**Task requirements:**
Copy out the listing in full, exactly as written, but not its pictures.

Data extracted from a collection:
• • •
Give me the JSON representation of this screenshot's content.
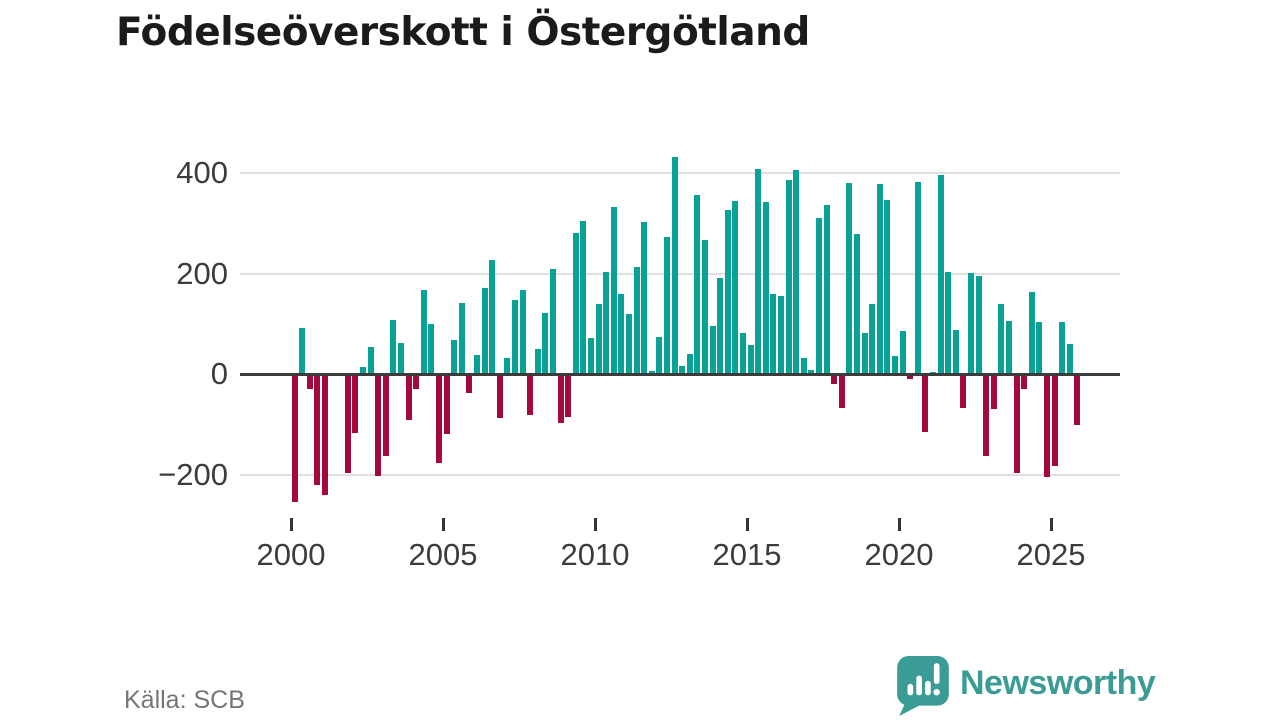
{
  "header": {
    "title": "Födelseöverskott i Östergötland"
  },
  "footer": {
    "source": "Källa: SCB",
    "brand": "Newsworthy"
  },
  "chart_data": {
    "type": "bar",
    "title": "Födelseöverskott i Östergötland",
    "source": "Källa: SCB",
    "bars_per_year": 4,
    "grid": "horizontal",
    "legend": "none",
    "x_ticks": [
      "2000",
      "2005",
      "2010",
      "2015",
      "2020",
      "2025"
    ],
    "y_ticks": [
      "400",
      "200",
      "0",
      "−200"
    ],
    "y_tick_values": [
      400,
      200,
      0,
      -200
    ],
    "ylim": [
      -270,
      460
    ],
    "colors": {
      "positive_bar": "#0aa296",
      "negative_bar": "#a4093d",
      "zero_axis": "#3b3b3b",
      "gridline": "#e0e0e0",
      "brand_teal": "#3a9c94"
    },
    "series": [
      {
        "year": 2000,
        "quarters": [
          -255,
          92,
          -30,
          -220
        ]
      },
      {
        "year": 2001,
        "quarters": [
          -240,
          0,
          0,
          -198
        ]
      },
      {
        "year": 2002,
        "quarters": [
          -117,
          13,
          53,
          -203
        ]
      },
      {
        "year": 2003,
        "quarters": [
          -163,
          108,
          62,
          -92
        ]
      },
      {
        "year": 2004,
        "quarters": [
          -29,
          168,
          100,
          -177
        ]
      },
      {
        "year": 2005,
        "quarters": [
          -120,
          68,
          142,
          -37
        ]
      },
      {
        "year": 2006,
        "quarters": [
          37,
          172,
          227,
          -87
        ]
      },
      {
        "year": 2007,
        "quarters": [
          32,
          148,
          167,
          -81
        ]
      },
      {
        "year": 2008,
        "quarters": [
          50,
          121,
          208,
          -97
        ]
      },
      {
        "year": 2009,
        "quarters": [
          -85,
          281,
          305,
          72
        ]
      },
      {
        "year": 2010,
        "quarters": [
          139,
          203,
          333,
          159
        ]
      },
      {
        "year": 2011,
        "quarters": [
          119,
          212,
          302,
          5
        ]
      },
      {
        "year": 2012,
        "quarters": [
          73,
          273,
          432,
          15
        ]
      },
      {
        "year": 2013,
        "quarters": [
          40,
          357,
          267,
          95
        ]
      },
      {
        "year": 2014,
        "quarters": [
          191,
          327,
          345,
          81
        ]
      },
      {
        "year": 2015,
        "quarters": [
          58,
          408,
          343,
          159
        ]
      },
      {
        "year": 2016,
        "quarters": [
          155,
          387,
          405,
          32
        ]
      },
      {
        "year": 2017,
        "quarters": [
          8,
          310,
          337,
          -20
        ]
      },
      {
        "year": 2018,
        "quarters": [
          -67,
          381,
          278,
          81
        ]
      },
      {
        "year": 2019,
        "quarters": [
          140,
          378,
          347,
          35
        ]
      },
      {
        "year": 2020,
        "quarters": [
          85,
          -10,
          382,
          -115
        ]
      },
      {
        "year": 2021,
        "quarters": [
          4,
          397,
          203,
          87
        ]
      },
      {
        "year": 2022,
        "quarters": [
          -67,
          201,
          195,
          -163
        ]
      },
      {
        "year": 2023,
        "quarters": [
          -69,
          139,
          105,
          -197
        ]
      },
      {
        "year": 2024,
        "quarters": [
          -30,
          163,
          103,
          -205
        ]
      },
      {
        "year": 2025,
        "quarters": [
          -183,
          103,
          59,
          -102
        ]
      }
    ]
  }
}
• • •
**Result of the exercise:**
Give me the JSON representation of this screenshot's content.
{
  "header": {
    "title": "Födelseöverskott i Östergötland"
  },
  "footer": {
    "source": "Källa: SCB",
    "brand": "Newsworthy"
  },
  "chart_data": {
    "type": "bar",
    "title": "Födelseöverskott i Östergötland",
    "source": "Källa: SCB",
    "bars_per_year": 4,
    "grid": "horizontal",
    "legend": "none",
    "x_ticks": [
      "2000",
      "2005",
      "2010",
      "2015",
      "2020",
      "2025"
    ],
    "y_ticks": [
      "400",
      "200",
      "0",
      "−200"
    ],
    "y_tick_values": [
      400,
      200,
      0,
      -200
    ],
    "ylim": [
      -270,
      460
    ],
    "colors": {
      "positive_bar": "#0aa296",
      "negative_bar": "#a4093d",
      "zero_axis": "#3b3b3b",
      "gridline": "#e0e0e0",
      "brand_teal": "#3a9c94"
    },
    "series": [
      {
        "year": 2000,
        "quarters": [
          -255,
          92,
          -30,
          -220
        ]
      },
      {
        "year": 2001,
        "quarters": [
          -240,
          0,
          0,
          -198
        ]
      },
      {
        "year": 2002,
        "quarters": [
          -117,
          13,
          53,
          -203
        ]
      },
      {
        "year": 2003,
        "quarters": [
          -163,
          108,
          62,
          -92
        ]
      },
      {
        "year": 2004,
        "quarters": [
          -29,
          168,
          100,
          -177
        ]
      },
      {
        "year": 2005,
        "quarters": [
          -120,
          68,
          142,
          -37
        ]
      },
      {
        "year": 2006,
        "quarters": [
          37,
          172,
          227,
          -87
        ]
      },
      {
        "year": 2007,
        "quarters": [
          32,
          148,
          167,
          -81
        ]
      },
      {
        "year": 2008,
        "quarters": [
          50,
          121,
          208,
          -97
        ]
      },
      {
        "year": 2009,
        "quarters": [
          -85,
          281,
          305,
          72
        ]
      },
      {
        "year": 2010,
        "quarters": [
          139,
          203,
          333,
          159
        ]
      },
      {
        "year": 2011,
        "quarters": [
          119,
          212,
          302,
          5
        ]
      },
      {
        "year": 2012,
        "quarters": [
          73,
          273,
          432,
          15
        ]
      },
      {
        "year": 2013,
        "quarters": [
          40,
          357,
          267,
          95
        ]
      },
      {
        "year": 2014,
        "quarters": [
          191,
          327,
          345,
          81
        ]
      },
      {
        "year": 2015,
        "quarters": [
          58,
          408,
          343,
          159
        ]
      },
      {
        "year": 2016,
        "quarters": [
          155,
          387,
          405,
          32
        ]
      },
      {
        "year": 2017,
        "quarters": [
          8,
          310,
          337,
          -20
        ]
      },
      {
        "year": 2018,
        "quarters": [
          -67,
          381,
          278,
          81
        ]
      },
      {
        "year": 2019,
        "quarters": [
          140,
          378,
          347,
          35
        ]
      },
      {
        "year": 2020,
        "quarters": [
          85,
          -10,
          382,
          -115
        ]
      },
      {
        "year": 2021,
        "quarters": [
          4,
          397,
          203,
          87
        ]
      },
      {
        "year": 2022,
        "quarters": [
          -67,
          201,
          195,
          -163
        ]
      },
      {
        "year": 2023,
        "quarters": [
          -69,
          139,
          105,
          -197
        ]
      },
      {
        "year": 2024,
        "quarters": [
          -30,
          163,
          103,
          -205
        ]
      },
      {
        "year": 2025,
        "quarters": [
          -183,
          103,
          59,
          -102
        ]
      }
    ]
  }
}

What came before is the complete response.